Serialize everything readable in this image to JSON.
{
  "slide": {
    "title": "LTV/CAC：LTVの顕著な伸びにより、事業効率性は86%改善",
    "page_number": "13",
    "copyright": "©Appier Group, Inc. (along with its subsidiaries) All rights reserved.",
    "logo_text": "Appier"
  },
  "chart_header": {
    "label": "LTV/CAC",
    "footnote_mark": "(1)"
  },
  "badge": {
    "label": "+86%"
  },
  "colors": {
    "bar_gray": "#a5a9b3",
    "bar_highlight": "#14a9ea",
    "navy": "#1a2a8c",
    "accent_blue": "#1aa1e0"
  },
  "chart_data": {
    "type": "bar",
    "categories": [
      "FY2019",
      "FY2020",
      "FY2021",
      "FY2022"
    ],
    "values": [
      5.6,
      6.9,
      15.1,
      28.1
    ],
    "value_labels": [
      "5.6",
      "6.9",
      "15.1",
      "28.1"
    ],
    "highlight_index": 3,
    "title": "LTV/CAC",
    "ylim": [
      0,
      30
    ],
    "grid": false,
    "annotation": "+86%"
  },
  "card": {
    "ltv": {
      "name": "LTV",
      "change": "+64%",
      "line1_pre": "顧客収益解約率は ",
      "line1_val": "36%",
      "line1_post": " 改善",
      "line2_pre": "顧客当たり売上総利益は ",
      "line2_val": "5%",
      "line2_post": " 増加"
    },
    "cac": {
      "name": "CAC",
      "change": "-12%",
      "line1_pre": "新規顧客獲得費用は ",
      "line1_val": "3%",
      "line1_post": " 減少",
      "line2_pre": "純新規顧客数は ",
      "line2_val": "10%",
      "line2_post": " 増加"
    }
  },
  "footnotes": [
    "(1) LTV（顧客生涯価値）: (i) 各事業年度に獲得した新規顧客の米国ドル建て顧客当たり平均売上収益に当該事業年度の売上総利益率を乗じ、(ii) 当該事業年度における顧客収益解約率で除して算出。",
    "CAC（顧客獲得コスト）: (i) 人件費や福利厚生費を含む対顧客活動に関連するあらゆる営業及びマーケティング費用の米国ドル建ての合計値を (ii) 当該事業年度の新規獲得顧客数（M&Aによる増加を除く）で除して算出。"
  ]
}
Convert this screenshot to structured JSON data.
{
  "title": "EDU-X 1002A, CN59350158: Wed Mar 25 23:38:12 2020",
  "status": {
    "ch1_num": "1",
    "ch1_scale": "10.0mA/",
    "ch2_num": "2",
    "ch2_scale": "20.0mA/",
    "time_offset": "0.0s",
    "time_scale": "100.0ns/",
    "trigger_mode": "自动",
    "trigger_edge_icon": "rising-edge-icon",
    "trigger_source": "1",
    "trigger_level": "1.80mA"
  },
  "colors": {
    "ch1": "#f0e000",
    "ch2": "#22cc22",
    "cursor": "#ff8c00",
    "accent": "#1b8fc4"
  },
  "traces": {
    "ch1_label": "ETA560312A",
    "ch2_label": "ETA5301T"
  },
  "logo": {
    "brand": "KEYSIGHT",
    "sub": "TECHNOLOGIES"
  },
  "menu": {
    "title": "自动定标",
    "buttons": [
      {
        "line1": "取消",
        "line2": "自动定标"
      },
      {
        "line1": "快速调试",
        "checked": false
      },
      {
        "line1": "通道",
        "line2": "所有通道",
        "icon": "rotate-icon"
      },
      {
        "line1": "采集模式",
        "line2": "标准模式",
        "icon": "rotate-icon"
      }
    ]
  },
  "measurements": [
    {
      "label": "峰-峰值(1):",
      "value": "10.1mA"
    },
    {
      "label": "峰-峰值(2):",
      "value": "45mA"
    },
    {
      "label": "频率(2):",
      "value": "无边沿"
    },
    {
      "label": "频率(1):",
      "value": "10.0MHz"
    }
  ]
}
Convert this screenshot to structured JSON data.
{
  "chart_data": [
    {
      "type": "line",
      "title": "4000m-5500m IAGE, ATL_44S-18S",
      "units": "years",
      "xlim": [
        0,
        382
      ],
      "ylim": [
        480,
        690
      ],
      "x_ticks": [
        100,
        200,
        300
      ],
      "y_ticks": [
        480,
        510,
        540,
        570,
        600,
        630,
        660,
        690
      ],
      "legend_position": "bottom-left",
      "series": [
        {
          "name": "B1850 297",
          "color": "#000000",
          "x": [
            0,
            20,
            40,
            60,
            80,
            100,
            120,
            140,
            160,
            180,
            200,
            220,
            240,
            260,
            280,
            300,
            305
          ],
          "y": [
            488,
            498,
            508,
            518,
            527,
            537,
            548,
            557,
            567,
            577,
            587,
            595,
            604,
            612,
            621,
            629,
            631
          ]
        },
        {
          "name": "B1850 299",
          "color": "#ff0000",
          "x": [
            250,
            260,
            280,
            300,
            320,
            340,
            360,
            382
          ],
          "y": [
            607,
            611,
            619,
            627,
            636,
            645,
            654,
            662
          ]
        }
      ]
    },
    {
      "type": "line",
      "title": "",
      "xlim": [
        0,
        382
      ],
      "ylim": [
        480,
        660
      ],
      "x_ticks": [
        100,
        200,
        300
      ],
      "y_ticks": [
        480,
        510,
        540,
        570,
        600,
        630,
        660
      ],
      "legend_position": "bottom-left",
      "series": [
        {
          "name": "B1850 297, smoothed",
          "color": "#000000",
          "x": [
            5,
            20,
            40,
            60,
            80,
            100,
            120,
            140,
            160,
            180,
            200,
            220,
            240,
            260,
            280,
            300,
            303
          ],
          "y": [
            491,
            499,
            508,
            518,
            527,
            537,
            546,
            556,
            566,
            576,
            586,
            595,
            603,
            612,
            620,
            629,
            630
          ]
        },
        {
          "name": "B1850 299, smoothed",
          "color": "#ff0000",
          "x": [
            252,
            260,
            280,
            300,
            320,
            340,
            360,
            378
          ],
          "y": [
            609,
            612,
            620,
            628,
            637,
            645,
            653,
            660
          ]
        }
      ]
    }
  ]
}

• • • •

_EXERCISE PROMPT_
All of the data shown above must be copied exactly.

_EXERCISE RESULT_
Serialize everything readable in this image to JSON.
{
  "slide": {
    "title": "LTV/CAC：LTVの顕著な伸びにより、事業効率性は86%改善",
    "page_number": "13",
    "copyright": "©Appier Group, Inc. (along with its subsidiaries) All rights reserved.",
    "logo_text": "Appier"
  },
  "chart_header": {
    "label": "LTV/CAC",
    "footnote_mark": "(1)"
  },
  "badge": {
    "label": "+86%"
  },
  "colors": {
    "bar_gray": "#a5a9b3",
    "bar_highlight": "#14a9ea",
    "navy": "#1a2a8c",
    "accent_blue": "#1aa1e0"
  },
  "chart_data": {
    "type": "bar",
    "categories": [
      "FY2019",
      "FY2020",
      "FY2021",
      "FY2022"
    ],
    "values": [
      5.6,
      6.9,
      15.1,
      28.1
    ],
    "value_labels": [
      "5.6",
      "6.9",
      "15.1",
      "28.1"
    ],
    "highlight_index": 3,
    "title": "LTV/CAC",
    "ylim": [
      0,
      30
    ],
    "grid": false,
    "annotation": "+86%"
  },
  "card": {
    "ltv": {
      "name": "LTV",
      "change": "+64%",
      "line1_pre": "顧客収益解約率は ",
      "line1_val": "36%",
      "line1_post": " 改善",
      "line2_pre": "顧客当たり売上総利益は ",
      "line2_val": "5%",
      "line2_post": " 増加"
    },
    "cac": {
      "name": "CAC",
      "change": "-12%",
      "line1_pre": "新規顧客獲得費用は ",
      "line1_val": "3%",
      "line1_post": " 減少",
      "line2_pre": "純新規顧客数は ",
      "line2_val": "10%",
      "line2_post": " 増加"
    }
  },
  "footnotes": [
    "(1) LTV（顧客生涯価値）: (i) 各事業年度に獲得した新規顧客の米国ドル建て顧客当たり平均売上収益に当該事業年度の売上総利益率を乗じ、(ii) 当該事業年度における顧客収益解約率で除して算出。",
    "CAC（顧客獲得コスト）: (i) 人件費や福利厚生費を含む対顧客活動に関連するあらゆる営業及びマーケティング費用の米国ドル建ての合計値を (ii) 当該事業年度の新規獲得顧客数（M&Aによる増加を除く）で除して算出。"
  ]
}
Convert this screenshot to structured JSON data.
{
  "title": "EDU-X 1002A, CN59350158: Wed Mar 25 23:38:12 2020",
  "status": {
    "ch1_num": "1",
    "ch1_scale": "10.0mA/",
    "ch2_num": "2",
    "ch2_scale": "20.0mA/",
    "time_offset": "0.0s",
    "time_scale": "100.0ns/",
    "trigger_mode": "自动",
    "trigger_edge_icon": "rising-edge-icon",
    "trigger_source": "1",
    "trigger_level": "1.80mA"
  },
  "colors": {
    "ch1": "#f0e000",
    "ch2": "#22cc22",
    "cursor": "#ff8c00",
    "accent": "#1b8fc4"
  },
  "traces": {
    "ch1_label": "ETA560312A",
    "ch2_label": "ETA5301T"
  },
  "logo": {
    "brand": "KEYSIGHT",
    "sub": "TECHNOLOGIES"
  },
  "menu": {
    "title": "自动定标",
    "buttons": [
      {
        "line1": "取消",
        "line2": "自动定标"
      },
      {
        "line1": "快速调试",
        "checked": false
      },
      {
        "line1": "通道",
        "line2": "所有通道",
        "icon": "rotate-icon"
      },
      {
        "line1": "采集模式",
        "line2": "标准模式",
        "icon": "rotate-icon"
      }
    ]
  },
  "measurements": [
    {
      "label": "峰-峰值(1):",
      "value": "10.1mA"
    },
    {
      "label": "峰-峰值(2):",
      "value": "45mA"
    },
    {
      "label": "频率(2):",
      "value": "无边沿"
    },
    {
      "label": "频率(1):",
      "value": "10.0MHz"
    }
  ]
}
Convert this screenshot to structured JSON data.
{
  "chart_data": [
    {
      "type": "line",
      "title": "4000m-5500m IAGE, ATL_44S-18S",
      "units": "years",
      "xlim": [
        0,
        382
      ],
      "ylim": [
        480,
        690
      ],
      "x_ticks": [
        100,
        200,
        300
      ],
      "y_ticks": [
        480,
        510,
        540,
        570,
        600,
        630,
        660,
        690
      ],
      "legend_position": "bottom-left",
      "series": [
        {
          "name": "B1850 297",
          "color": "#000000",
          "x": [
            0,
            20,
            40,
            60,
            80,
            100,
            120,
            140,
            160,
            180,
            200,
            220,
            240,
            260,
            280,
            300,
            305
          ],
          "y": [
            488,
            498,
            508,
            518,
            527,
            537,
            548,
            557,
            567,
            577,
            587,
            595,
            604,
            612,
            621,
            629,
            631
          ]
        },
        {
          "name": "B1850 299",
          "color": "#ff0000",
          "x": [
            250,
            260,
            280,
            300,
            320,
            340,
            360,
            382
          ],
          "y": [
            607,
            611,
            619,
            627,
            636,
            645,
            654,
            662
          ]
        }
      ]
    },
    {
      "type": "line",
      "title": "",
      "xlim": [
        0,
        382
      ],
      "ylim": [
        480,
        660
      ],
      "x_ticks": [
        100,
        200,
        300
      ],
      "y_ticks": [
        480,
        510,
        540,
        570,
        600,
        630,
        660
      ],
      "legend_position": "bottom-left",
      "series": [
        {
          "name": "B1850 297, smoothed",
          "color": "#000000",
          "x": [
            5,
            20,
            40,
            60,
            80,
            100,
            120,
            140,
            160,
            180,
            200,
            220,
            240,
            260,
            280,
            300,
            303
          ],
          "y": [
            491,
            499,
            508,
            518,
            527,
            537,
            546,
            556,
            566,
            576,
            586,
            595,
            603,
            612,
            620,
            629,
            630
          ]
        },
        {
          "name": "B1850 299, smoothed",
          "color": "#ff0000",
          "x": [
            252,
            260,
            280,
            300,
            320,
            340,
            360,
            378
          ],
          "y": [
            609,
            612,
            620,
            628,
            637,
            645,
            653,
            660
          ]
        }
      ]
    }
  ]
}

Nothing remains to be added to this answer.